Items from a data source:
------

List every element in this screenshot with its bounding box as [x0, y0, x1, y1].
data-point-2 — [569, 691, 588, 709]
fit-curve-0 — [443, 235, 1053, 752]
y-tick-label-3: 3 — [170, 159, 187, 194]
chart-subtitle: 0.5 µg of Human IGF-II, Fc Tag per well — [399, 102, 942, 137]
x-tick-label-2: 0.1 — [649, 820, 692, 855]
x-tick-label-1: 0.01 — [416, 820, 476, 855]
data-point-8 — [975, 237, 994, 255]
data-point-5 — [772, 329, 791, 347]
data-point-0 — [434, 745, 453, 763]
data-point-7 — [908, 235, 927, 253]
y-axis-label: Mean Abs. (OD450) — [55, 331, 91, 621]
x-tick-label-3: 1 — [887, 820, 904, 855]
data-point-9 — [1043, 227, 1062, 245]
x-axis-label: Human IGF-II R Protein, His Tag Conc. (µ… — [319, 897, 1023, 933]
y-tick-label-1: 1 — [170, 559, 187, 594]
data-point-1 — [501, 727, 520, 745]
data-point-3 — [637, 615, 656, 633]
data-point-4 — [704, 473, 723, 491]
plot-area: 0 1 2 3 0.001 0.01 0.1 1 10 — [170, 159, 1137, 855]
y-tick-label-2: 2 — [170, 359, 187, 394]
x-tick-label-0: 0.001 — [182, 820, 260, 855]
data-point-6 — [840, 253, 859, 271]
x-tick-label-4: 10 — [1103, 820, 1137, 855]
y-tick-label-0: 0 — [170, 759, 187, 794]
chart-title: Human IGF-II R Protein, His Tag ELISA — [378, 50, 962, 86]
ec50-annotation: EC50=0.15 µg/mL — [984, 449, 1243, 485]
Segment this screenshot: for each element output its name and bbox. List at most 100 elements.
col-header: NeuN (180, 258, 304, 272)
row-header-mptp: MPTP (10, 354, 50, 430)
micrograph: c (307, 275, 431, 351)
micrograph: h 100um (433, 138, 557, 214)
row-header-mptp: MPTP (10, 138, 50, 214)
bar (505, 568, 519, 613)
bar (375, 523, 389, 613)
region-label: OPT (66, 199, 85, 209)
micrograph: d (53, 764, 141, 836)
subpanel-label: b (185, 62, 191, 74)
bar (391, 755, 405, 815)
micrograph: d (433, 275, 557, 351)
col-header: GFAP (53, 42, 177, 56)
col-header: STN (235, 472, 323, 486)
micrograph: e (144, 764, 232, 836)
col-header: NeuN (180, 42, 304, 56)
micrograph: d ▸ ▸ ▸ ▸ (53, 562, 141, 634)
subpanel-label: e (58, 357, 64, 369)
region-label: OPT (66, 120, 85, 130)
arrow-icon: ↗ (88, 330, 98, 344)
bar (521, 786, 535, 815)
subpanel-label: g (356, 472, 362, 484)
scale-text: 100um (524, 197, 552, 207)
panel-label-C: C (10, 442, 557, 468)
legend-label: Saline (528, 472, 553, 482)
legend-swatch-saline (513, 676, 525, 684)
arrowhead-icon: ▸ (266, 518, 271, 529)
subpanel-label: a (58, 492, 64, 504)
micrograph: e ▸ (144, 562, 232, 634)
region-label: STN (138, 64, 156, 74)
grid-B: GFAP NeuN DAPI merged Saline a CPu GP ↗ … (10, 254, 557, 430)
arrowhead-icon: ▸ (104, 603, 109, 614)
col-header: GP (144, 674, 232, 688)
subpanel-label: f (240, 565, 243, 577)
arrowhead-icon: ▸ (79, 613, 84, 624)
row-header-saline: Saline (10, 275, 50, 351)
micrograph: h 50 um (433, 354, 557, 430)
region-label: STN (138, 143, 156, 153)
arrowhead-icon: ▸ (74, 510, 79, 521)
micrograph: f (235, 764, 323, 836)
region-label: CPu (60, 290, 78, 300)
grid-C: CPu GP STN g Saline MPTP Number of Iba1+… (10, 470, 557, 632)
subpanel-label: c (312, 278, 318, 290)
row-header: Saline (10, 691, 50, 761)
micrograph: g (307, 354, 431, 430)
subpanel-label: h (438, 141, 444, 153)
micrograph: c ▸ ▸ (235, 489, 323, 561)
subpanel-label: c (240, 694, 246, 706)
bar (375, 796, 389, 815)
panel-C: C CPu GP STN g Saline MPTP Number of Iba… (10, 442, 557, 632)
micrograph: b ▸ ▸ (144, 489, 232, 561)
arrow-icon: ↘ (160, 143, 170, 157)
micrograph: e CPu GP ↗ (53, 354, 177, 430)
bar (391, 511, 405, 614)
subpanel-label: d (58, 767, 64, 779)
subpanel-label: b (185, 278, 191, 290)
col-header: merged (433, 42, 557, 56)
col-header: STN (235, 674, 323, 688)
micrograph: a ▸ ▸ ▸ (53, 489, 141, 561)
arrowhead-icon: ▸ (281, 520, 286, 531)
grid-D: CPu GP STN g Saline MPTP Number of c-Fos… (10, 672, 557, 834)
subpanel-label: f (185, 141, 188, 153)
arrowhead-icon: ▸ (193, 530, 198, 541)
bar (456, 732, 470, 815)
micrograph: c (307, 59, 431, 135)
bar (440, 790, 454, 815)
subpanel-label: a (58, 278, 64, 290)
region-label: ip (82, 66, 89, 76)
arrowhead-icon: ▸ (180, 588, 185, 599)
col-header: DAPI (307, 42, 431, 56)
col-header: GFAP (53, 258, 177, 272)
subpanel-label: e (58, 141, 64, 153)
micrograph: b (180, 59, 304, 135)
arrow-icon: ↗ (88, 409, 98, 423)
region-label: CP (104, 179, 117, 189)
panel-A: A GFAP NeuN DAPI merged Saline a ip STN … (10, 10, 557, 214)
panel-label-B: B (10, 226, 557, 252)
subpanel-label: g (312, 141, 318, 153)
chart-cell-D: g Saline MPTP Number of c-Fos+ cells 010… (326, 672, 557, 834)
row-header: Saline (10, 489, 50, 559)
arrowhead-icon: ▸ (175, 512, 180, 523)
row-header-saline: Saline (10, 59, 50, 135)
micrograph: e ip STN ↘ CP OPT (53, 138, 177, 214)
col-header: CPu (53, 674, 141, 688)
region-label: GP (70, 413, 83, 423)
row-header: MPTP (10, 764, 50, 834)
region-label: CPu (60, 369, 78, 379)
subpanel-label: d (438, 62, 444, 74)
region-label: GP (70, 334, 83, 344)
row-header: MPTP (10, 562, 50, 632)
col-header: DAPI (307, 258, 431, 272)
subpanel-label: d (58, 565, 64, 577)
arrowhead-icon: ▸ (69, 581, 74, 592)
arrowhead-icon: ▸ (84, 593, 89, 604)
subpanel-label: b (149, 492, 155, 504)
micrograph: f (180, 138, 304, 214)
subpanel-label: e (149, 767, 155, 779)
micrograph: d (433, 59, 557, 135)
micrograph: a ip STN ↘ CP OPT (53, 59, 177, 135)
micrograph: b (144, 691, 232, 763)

------

§ **WHAT YOU SHOULD DO**
Look through the entries above, and wherever a line holds the string "grid", copy it.

§ **TASK RESULT**
grid-B: GFAP NeuN DAPI merged Saline a CPu GP ↗ … (10, 254, 557, 430)
grid-C: CPu GP STN g Saline MPTP Number of Iba1+… (10, 470, 557, 632)
grid-D: CPu GP STN g Saline MPTP Number of c-Fos… (10, 672, 557, 834)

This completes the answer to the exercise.